Challenge – Determine the number of lines that contain the word "John", then state that number and nothing more.
• • • • • • •
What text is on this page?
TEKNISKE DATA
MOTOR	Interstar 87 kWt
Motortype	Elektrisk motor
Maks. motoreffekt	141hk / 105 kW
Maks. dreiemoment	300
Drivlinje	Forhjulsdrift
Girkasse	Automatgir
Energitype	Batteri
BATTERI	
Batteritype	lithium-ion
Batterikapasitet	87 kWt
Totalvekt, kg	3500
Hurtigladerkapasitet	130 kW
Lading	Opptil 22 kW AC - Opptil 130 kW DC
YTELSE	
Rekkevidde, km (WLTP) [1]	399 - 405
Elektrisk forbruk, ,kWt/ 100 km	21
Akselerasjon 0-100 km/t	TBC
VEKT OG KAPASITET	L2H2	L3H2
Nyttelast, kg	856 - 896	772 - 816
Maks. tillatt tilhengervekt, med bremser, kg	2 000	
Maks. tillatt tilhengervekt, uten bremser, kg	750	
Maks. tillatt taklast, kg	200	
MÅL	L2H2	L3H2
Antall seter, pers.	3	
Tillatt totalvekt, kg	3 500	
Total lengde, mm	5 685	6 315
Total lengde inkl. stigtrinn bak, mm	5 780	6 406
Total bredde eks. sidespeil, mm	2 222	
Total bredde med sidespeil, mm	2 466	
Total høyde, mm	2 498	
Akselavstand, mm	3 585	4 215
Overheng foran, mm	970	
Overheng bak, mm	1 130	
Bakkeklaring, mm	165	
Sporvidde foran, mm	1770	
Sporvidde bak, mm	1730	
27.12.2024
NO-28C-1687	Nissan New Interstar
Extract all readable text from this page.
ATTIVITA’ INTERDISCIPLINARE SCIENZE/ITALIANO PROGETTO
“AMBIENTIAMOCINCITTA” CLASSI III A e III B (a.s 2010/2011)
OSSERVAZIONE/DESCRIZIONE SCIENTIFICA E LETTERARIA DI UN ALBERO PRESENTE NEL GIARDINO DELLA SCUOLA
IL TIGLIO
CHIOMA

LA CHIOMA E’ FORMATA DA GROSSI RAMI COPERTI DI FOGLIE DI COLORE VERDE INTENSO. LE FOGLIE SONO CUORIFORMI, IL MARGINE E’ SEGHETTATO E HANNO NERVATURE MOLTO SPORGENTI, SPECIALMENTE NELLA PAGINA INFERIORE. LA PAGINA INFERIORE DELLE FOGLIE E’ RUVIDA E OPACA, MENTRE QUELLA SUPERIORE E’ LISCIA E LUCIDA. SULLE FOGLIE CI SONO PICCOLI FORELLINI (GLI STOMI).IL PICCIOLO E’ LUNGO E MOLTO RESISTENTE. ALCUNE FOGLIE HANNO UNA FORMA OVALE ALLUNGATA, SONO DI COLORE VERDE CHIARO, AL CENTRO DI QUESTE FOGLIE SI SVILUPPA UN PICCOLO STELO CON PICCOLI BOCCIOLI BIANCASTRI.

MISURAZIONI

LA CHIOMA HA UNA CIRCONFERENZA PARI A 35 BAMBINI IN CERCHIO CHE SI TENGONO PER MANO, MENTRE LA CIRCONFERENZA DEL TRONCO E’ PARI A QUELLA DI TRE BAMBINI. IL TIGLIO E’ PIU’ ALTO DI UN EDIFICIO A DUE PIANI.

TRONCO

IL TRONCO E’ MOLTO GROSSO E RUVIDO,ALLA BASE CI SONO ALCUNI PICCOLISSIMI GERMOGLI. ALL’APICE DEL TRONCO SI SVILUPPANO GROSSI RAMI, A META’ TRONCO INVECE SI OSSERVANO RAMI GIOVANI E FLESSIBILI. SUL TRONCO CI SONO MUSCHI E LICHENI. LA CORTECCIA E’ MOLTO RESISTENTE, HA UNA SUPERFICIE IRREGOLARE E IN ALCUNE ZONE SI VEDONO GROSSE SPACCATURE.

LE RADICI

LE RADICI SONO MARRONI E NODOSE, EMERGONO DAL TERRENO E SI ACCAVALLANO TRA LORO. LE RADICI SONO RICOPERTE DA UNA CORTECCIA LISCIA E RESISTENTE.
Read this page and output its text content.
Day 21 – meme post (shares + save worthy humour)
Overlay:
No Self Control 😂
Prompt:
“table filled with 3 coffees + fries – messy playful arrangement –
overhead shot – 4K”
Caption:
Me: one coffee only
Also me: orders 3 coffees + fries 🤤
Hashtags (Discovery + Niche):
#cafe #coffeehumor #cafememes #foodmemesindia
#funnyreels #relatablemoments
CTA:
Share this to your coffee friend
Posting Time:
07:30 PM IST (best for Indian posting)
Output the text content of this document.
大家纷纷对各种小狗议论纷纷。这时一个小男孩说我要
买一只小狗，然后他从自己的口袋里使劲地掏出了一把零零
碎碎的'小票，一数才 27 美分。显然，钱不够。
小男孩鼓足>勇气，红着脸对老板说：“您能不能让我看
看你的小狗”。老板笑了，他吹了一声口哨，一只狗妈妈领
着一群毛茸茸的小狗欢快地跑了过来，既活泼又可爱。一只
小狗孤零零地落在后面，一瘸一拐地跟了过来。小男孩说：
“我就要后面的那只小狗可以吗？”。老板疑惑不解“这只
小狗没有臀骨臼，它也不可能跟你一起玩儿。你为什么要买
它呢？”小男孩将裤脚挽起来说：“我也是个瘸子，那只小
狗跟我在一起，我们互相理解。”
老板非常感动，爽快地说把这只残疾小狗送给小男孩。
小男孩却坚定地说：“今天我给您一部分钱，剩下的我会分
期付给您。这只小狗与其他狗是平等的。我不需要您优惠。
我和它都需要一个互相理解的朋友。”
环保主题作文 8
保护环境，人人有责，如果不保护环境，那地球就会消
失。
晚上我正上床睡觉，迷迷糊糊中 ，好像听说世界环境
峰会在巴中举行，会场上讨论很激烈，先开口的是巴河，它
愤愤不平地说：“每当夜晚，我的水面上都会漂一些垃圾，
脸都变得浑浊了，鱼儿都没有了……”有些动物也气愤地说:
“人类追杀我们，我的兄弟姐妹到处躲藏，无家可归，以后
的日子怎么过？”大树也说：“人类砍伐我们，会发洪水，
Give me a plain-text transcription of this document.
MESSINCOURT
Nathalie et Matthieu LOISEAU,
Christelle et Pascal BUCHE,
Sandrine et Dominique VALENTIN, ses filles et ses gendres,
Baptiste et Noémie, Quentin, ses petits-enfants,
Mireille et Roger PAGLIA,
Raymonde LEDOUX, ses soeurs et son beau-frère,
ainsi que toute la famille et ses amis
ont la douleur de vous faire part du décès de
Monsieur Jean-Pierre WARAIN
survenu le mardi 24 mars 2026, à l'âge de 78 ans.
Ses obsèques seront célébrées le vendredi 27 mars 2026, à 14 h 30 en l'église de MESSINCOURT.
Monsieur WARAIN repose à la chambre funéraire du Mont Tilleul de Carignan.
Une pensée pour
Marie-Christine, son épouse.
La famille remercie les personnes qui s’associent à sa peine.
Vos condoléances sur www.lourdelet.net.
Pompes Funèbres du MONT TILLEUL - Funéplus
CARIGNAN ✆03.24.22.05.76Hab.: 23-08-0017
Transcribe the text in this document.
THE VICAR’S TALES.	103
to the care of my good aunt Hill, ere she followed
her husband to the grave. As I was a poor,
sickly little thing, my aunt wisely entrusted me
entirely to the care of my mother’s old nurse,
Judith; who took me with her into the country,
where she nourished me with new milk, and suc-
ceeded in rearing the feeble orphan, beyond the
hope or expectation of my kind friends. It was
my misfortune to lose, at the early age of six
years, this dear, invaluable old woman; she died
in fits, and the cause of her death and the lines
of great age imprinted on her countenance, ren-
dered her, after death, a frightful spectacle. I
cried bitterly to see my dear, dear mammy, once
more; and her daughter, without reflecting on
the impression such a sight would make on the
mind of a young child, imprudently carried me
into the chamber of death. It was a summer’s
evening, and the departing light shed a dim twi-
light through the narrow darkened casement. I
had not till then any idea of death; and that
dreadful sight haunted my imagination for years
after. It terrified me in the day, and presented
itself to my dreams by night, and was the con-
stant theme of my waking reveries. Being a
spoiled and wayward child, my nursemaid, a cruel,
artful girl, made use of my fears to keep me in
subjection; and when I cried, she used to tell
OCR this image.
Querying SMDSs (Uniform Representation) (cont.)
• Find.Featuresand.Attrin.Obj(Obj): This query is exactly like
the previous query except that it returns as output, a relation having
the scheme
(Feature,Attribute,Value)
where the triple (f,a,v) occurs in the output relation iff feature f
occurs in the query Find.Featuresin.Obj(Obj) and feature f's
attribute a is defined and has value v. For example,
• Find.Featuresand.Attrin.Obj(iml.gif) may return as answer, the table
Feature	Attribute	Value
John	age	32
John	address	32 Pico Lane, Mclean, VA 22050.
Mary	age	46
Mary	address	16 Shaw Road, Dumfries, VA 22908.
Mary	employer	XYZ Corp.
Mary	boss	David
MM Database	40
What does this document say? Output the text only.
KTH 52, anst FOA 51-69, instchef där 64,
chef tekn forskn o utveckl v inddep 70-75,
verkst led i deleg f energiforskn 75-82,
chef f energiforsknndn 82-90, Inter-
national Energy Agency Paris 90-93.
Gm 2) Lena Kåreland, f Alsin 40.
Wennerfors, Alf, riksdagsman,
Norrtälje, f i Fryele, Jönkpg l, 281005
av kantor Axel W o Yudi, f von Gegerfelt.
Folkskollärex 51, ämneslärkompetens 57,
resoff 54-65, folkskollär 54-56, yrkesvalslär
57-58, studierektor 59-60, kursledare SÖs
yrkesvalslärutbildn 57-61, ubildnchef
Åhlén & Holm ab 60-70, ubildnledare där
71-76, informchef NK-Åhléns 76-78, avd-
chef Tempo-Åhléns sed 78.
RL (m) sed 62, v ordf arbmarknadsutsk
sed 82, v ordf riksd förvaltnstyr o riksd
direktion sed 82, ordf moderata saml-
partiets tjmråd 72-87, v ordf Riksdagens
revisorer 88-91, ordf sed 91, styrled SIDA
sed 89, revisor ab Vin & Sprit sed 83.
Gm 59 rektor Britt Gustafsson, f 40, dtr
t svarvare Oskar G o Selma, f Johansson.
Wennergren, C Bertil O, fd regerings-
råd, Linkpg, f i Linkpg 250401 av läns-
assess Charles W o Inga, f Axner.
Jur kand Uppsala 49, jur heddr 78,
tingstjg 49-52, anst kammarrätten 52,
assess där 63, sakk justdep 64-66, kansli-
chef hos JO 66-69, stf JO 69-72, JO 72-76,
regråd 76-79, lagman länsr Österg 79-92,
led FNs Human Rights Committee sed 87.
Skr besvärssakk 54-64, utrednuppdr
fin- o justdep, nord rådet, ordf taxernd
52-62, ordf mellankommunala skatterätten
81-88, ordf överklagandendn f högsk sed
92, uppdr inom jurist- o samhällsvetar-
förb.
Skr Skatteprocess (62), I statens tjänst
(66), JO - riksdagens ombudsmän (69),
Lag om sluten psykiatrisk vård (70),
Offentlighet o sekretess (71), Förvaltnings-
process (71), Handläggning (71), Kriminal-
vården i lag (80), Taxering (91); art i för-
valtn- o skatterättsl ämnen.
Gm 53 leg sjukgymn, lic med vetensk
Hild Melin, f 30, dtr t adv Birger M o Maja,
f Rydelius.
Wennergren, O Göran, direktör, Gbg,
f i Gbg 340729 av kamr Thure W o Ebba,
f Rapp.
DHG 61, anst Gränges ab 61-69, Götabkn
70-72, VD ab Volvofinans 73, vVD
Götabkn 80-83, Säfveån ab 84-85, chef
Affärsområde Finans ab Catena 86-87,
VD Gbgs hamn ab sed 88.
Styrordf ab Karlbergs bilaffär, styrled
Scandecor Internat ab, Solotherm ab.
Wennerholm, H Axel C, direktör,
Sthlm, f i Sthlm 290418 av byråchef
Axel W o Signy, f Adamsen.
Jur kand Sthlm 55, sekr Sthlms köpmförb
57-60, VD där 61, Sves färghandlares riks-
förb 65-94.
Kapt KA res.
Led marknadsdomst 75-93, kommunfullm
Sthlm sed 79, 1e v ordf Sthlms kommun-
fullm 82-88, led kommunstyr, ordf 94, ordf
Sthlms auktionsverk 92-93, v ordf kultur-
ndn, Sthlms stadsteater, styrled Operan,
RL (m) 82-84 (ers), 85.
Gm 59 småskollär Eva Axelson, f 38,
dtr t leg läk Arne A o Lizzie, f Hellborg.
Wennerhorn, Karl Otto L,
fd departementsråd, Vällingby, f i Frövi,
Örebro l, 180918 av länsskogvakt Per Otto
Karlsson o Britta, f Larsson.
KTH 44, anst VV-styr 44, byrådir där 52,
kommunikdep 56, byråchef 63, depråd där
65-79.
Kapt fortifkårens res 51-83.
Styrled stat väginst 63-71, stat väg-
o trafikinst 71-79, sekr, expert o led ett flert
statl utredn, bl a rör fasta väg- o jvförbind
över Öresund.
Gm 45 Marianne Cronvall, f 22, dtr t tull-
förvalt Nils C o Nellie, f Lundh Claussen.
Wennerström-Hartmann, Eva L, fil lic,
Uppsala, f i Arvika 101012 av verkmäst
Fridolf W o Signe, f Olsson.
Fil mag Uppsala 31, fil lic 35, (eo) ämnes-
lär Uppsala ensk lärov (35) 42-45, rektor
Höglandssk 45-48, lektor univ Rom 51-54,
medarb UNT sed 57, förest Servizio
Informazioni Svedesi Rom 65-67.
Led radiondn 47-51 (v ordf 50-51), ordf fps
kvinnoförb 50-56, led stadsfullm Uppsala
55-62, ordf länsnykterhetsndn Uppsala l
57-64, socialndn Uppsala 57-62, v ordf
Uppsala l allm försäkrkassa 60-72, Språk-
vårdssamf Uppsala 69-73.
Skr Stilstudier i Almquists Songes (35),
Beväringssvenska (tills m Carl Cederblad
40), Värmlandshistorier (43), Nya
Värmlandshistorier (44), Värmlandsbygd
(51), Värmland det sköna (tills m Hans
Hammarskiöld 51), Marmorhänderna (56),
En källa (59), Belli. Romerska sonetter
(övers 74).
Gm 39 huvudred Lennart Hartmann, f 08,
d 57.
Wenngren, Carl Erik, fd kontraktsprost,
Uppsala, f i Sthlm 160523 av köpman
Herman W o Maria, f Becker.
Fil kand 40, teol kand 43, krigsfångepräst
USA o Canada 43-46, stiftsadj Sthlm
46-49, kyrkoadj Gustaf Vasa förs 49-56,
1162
• • • • • • •
Answer below – 2